***** Provided material
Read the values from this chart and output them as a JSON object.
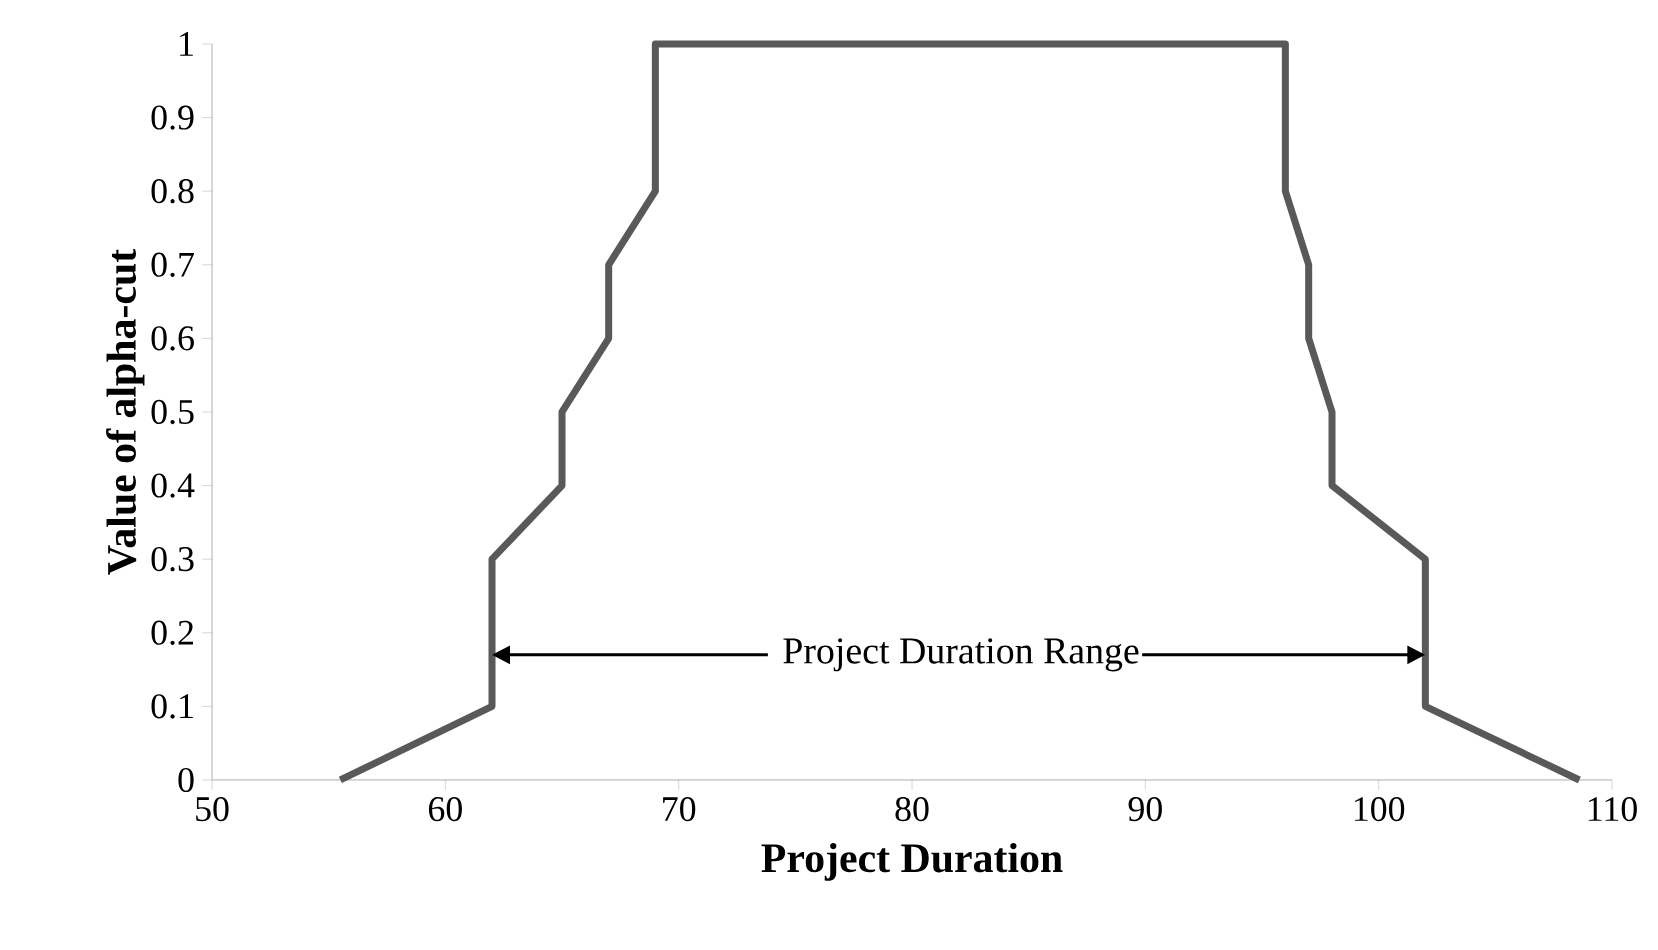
{
  "chart_data": {
    "type": "line",
    "xlabel": "Project Duration",
    "ylabel": "Value of alpha-cut",
    "x": [
      55.5,
      62,
      62,
      65,
      65,
      67,
      67,
      69,
      69,
      96,
      96,
      97,
      97,
      98,
      98,
      102,
      102,
      108.6
    ],
    "series": [
      {
        "color": "#595959",
        "values": [
          0,
          0.1,
          0.3,
          0.4,
          0.5,
          0.6,
          0.7,
          0.8,
          1,
          1,
          0.8,
          0.7,
          0.6,
          0.5,
          0.4,
          0.3,
          0.1,
          0
        ]
      }
    ],
    "xlim": [
      50,
      110
    ],
    "ylim": [
      0,
      1
    ],
    "xticks": [
      50,
      60,
      70,
      80,
      90,
      100,
      110
    ],
    "yticks": [
      0,
      0.1,
      0.2,
      0.3,
      0.4,
      0.5,
      0.6,
      0.7,
      0.8,
      0.9,
      1
    ],
    "annotations": [
      {
        "text": "Project Duration Range",
        "x": 62,
        "y": 0.17
      }
    ],
    "grid": false,
    "marker": "none",
    "line_style": "solid"
  }
}
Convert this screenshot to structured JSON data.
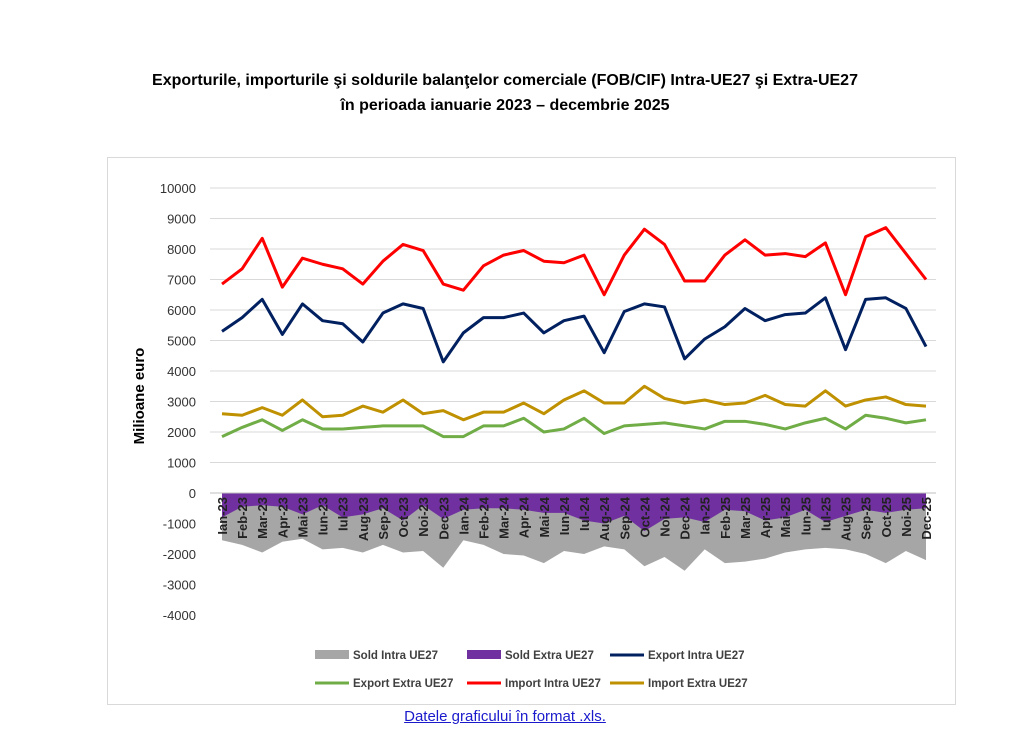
{
  "title": {
    "line1": "Exporturile, importurile şi soldurile balanţelor comerciale (FOB/CIF) Intra-UE27 şi Extra-UE27",
    "line2": "în perioada ianuarie 2023 – decembrie 2025"
  },
  "link_text": "Datele graficului în format .xls.",
  "chart_data": {
    "type": "line",
    "ylabel": "Milioane euro",
    "ylim": [
      -4000,
      10000
    ],
    "yticks": [
      10000,
      9000,
      8000,
      7000,
      6000,
      5000,
      4000,
      3000,
      2000,
      1000,
      0,
      -1000,
      -2000,
      -3000,
      -4000
    ],
    "categories": [
      "Ian-23",
      "Feb-23",
      "Mar-23",
      "Apr-23",
      "Mai-23",
      "Iun-23",
      "Iul-23",
      "Aug-23",
      "Sep-23",
      "Oct-23",
      "Noi-23",
      "Dec-23",
      "Ian-24",
      "Feb-24",
      "Mar-24",
      "Apr-24",
      "Mai-24",
      "Iun-24",
      "Iul-24",
      "Aug-24",
      "Sep-24",
      "Oct-24",
      "Noi-24",
      "Dec-24",
      "Ian-25",
      "Feb-25",
      "Mar-25",
      "Apr-25",
      "Mai-25",
      "Iun-25",
      "Iul-25",
      "Aug-25",
      "Sep-25",
      "Oct-25",
      "Noi-25",
      "Dec-25"
    ],
    "series": [
      {
        "name": "Sold Intra UE27",
        "kind": "area",
        "color": "#a6a6a6",
        "values": [
          -1550,
          -1700,
          -1950,
          -1600,
          -1500,
          -1850,
          -1800,
          -1950,
          -1700,
          -1950,
          -1900,
          -2450,
          -1550,
          -1700,
          -2000,
          -2050,
          -2300,
          -1900,
          -2000,
          -1750,
          -1850,
          -2400,
          -2100,
          -2550,
          -1850,
          -2300,
          -2250,
          -2150,
          -1950,
          -1850,
          -1800,
          -1850,
          -2000,
          -2300,
          -1900,
          -2200
        ]
      },
      {
        "name": "Sold Extra UE27",
        "kind": "area",
        "color": "#7030a0",
        "values": [
          -800,
          -450,
          -400,
          -450,
          -700,
          -400,
          -800,
          -700,
          -500,
          -900,
          -400,
          -850,
          -550,
          -500,
          -500,
          -550,
          -650,
          -650,
          -900,
          -1000,
          -750,
          -1250,
          -850,
          -800,
          -950,
          -550,
          -600,
          -900,
          -800,
          -550,
          -950,
          -750,
          -550,
          -650,
          -550,
          -500
        ]
      },
      {
        "name": "Export Intra UE27",
        "kind": "line",
        "color": "#002060",
        "values": [
          5300,
          5750,
          6350,
          5200,
          6200,
          5650,
          5550,
          4950,
          5900,
          6200,
          6050,
          4300,
          5250,
          5750,
          5750,
          5900,
          5250,
          5650,
          5800,
          4600,
          5950,
          6200,
          6100,
          4400,
          5050,
          5450,
          6050,
          5650,
          5850,
          5900,
          6400,
          4700,
          6350,
          6400,
          6050,
          4800
        ]
      },
      {
        "name": "Export Extra UE27",
        "kind": "line",
        "color": "#70ad47",
        "values": [
          1850,
          2150,
          2400,
          2050,
          2400,
          2100,
          2100,
          2150,
          2200,
          2200,
          2200,
          1850,
          1850,
          2200,
          2200,
          2450,
          2000,
          2100,
          2450,
          1950,
          2200,
          2250,
          2300,
          2200,
          2100,
          2350,
          2350,
          2250,
          2100,
          2300,
          2450,
          2100,
          2550,
          2450,
          2300,
          2400
        ]
      },
      {
        "name": "Import Intra UE27",
        "kind": "line",
        "color": "#ff0000",
        "values": [
          6850,
          7350,
          8350,
          6750,
          7700,
          7500,
          7350,
          6850,
          7600,
          8150,
          7950,
          6850,
          6650,
          7450,
          7800,
          7950,
          7600,
          7550,
          7800,
          6500,
          7800,
          8650,
          8150,
          6950,
          6950,
          7800,
          8300,
          7800,
          7850,
          7750,
          8200,
          6500,
          8400,
          8700,
          7850,
          7000
        ]
      },
      {
        "name": "Import Extra UE27",
        "kind": "line",
        "color": "#bf9000",
        "values": [
          2600,
          2550,
          2800,
          2550,
          3050,
          2500,
          2550,
          2850,
          2650,
          3050,
          2600,
          2700,
          2400,
          2650,
          2650,
          2950,
          2600,
          3050,
          3350,
          2950,
          2950,
          3500,
          3100,
          2950,
          3050,
          2900,
          2950,
          3200,
          2900,
          2850,
          3350,
          2850,
          3050,
          3150,
          2900,
          2850
        ]
      }
    ],
    "legend": [
      "Sold Intra UE27",
      "Sold Extra UE27",
      "Export Intra UE27",
      "Export Extra UE27",
      "Import Intra UE27",
      "Import Extra UE27"
    ],
    "legend_position": "bottom"
  }
}
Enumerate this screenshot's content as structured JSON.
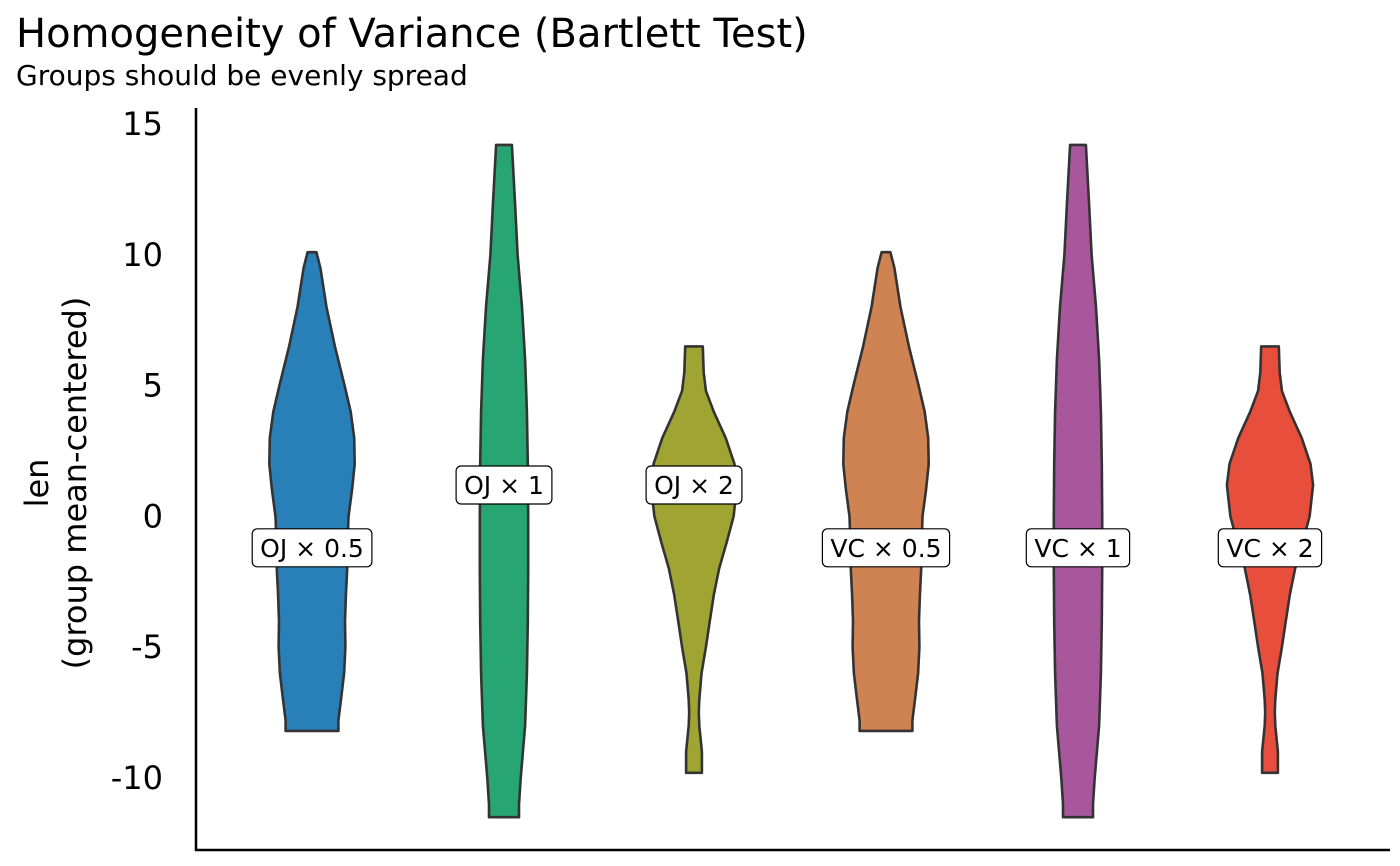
{
  "chart_data": {
    "type": "violin",
    "title": "Homogeneity of Variance (Bartlett Test)",
    "subtitle": "Groups should be evenly spread",
    "ylabel_line1": "len",
    "ylabel_line2": "(group mean-centered)",
    "ylim": [
      -12.5,
      15.5
    ],
    "yticks": [
      15,
      10,
      5,
      0,
      -5,
      -10
    ],
    "ytick_labels": [
      "15",
      "10",
      "5",
      "0",
      "-5",
      "-10"
    ],
    "grid": false,
    "legend": "none",
    "groups": [
      {
        "label": "OJ × 0.5",
        "color": "#2980b9",
        "label_y": -1.2,
        "profile": [
          [
            10.1,
            0.1
          ],
          [
            9.5,
            0.19
          ],
          [
            8,
            0.33
          ],
          [
            6.5,
            0.52
          ],
          [
            5,
            0.74
          ],
          [
            4,
            0.88
          ],
          [
            3,
            0.96
          ],
          [
            2,
            0.97
          ],
          [
            1,
            0.91
          ],
          [
            0,
            0.83
          ],
          [
            -1,
            0.81
          ],
          [
            -2,
            0.8
          ],
          [
            -3,
            0.77
          ],
          [
            -4,
            0.75
          ],
          [
            -5,
            0.76
          ],
          [
            -6,
            0.73
          ],
          [
            -7,
            0.66
          ],
          [
            -7.8,
            0.6
          ],
          [
            -8.2,
            0.6
          ]
        ]
      },
      {
        "label": "OJ × 1",
        "color": "#27a572",
        "label_y": 1.2,
        "profile": [
          [
            14.2,
            0.18
          ],
          [
            12,
            0.25
          ],
          [
            10,
            0.31
          ],
          [
            8,
            0.41
          ],
          [
            6,
            0.48
          ],
          [
            4,
            0.52
          ],
          [
            2,
            0.54
          ],
          [
            0,
            0.55
          ],
          [
            -2,
            0.55
          ],
          [
            -4,
            0.54
          ],
          [
            -6,
            0.52
          ],
          [
            -8,
            0.48
          ],
          [
            -10,
            0.38
          ],
          [
            -11,
            0.34
          ],
          [
            -11.5,
            0.34
          ]
        ]
      },
      {
        "label": "OJ × 2",
        "color": "#a0a432",
        "label_y": 1.2,
        "profile": [
          [
            6.5,
            0.2
          ],
          [
            5.5,
            0.22
          ],
          [
            4.8,
            0.27
          ],
          [
            4,
            0.45
          ],
          [
            3,
            0.72
          ],
          [
            2,
            0.92
          ],
          [
            1.2,
            0.98
          ],
          [
            0,
            0.9
          ],
          [
            -1,
            0.74
          ],
          [
            -2,
            0.57
          ],
          [
            -3,
            0.45
          ],
          [
            -4,
            0.36
          ],
          [
            -5,
            0.27
          ],
          [
            -6,
            0.17
          ],
          [
            -7,
            0.12
          ],
          [
            -7.5,
            0.11
          ],
          [
            -8,
            0.12
          ],
          [
            -9,
            0.18
          ],
          [
            -9.8,
            0.18
          ]
        ]
      },
      {
        "label": "VC × 0.5",
        "color": "#d08352",
        "label_y": -1.2,
        "profile": [
          [
            10.1,
            0.1
          ],
          [
            9.5,
            0.19
          ],
          [
            8,
            0.33
          ],
          [
            6.5,
            0.52
          ],
          [
            5,
            0.74
          ],
          [
            4,
            0.88
          ],
          [
            3,
            0.96
          ],
          [
            2,
            0.97
          ],
          [
            1,
            0.91
          ],
          [
            0,
            0.83
          ],
          [
            -1,
            0.81
          ],
          [
            -2,
            0.8
          ],
          [
            -3,
            0.77
          ],
          [
            -4,
            0.75
          ],
          [
            -5,
            0.76
          ],
          [
            -6,
            0.73
          ],
          [
            -7,
            0.66
          ],
          [
            -7.8,
            0.6
          ],
          [
            -8.2,
            0.6
          ]
        ]
      },
      {
        "label": "VC × 1",
        "color": "#a8579c",
        "label_y": -1.2,
        "profile": [
          [
            14.2,
            0.18
          ],
          [
            12,
            0.25
          ],
          [
            10,
            0.31
          ],
          [
            8,
            0.41
          ],
          [
            6,
            0.48
          ],
          [
            4,
            0.52
          ],
          [
            2,
            0.54
          ],
          [
            0,
            0.55
          ],
          [
            -2,
            0.55
          ],
          [
            -4,
            0.54
          ],
          [
            -6,
            0.52
          ],
          [
            -8,
            0.48
          ],
          [
            -10,
            0.38
          ],
          [
            -11,
            0.34
          ],
          [
            -11.5,
            0.34
          ]
        ]
      },
      {
        "label": "VC × 2",
        "color": "#e74e3c",
        "label_y": -1.2,
        "profile": [
          [
            6.5,
            0.2
          ],
          [
            5.5,
            0.22
          ],
          [
            4.8,
            0.27
          ],
          [
            4,
            0.45
          ],
          [
            3,
            0.72
          ],
          [
            2,
            0.92
          ],
          [
            1.2,
            0.98
          ],
          [
            0,
            0.9
          ],
          [
            -1,
            0.74
          ],
          [
            -2,
            0.57
          ],
          [
            -3,
            0.45
          ],
          [
            -4,
            0.36
          ],
          [
            -5,
            0.27
          ],
          [
            -6,
            0.17
          ],
          [
            -7,
            0.12
          ],
          [
            -7.5,
            0.11
          ],
          [
            -8,
            0.12
          ],
          [
            -9,
            0.18
          ],
          [
            -9.8,
            0.18
          ]
        ]
      }
    ]
  }
}
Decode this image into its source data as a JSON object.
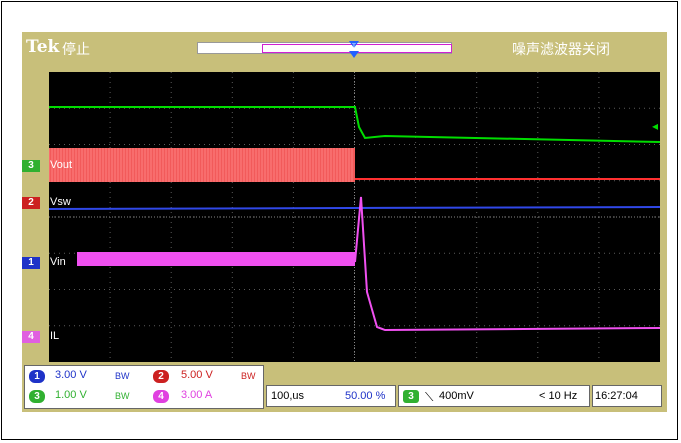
**********
What the task asks: Copy each line in the data that holds the word "Intra".

The reply:
    "line1": "Exporturile, importurile şi soldurile balanţelor comerciale (FOB/CIF) Intra-UE27 şi Extra-UE27",
        "name": "Sold Intra UE27",
        "name": "Export Intra UE27",
        "name": "Import Intra UE27",
      "Sold Intra UE27",
      "Export Intra UE27",
      "Import Intra UE27",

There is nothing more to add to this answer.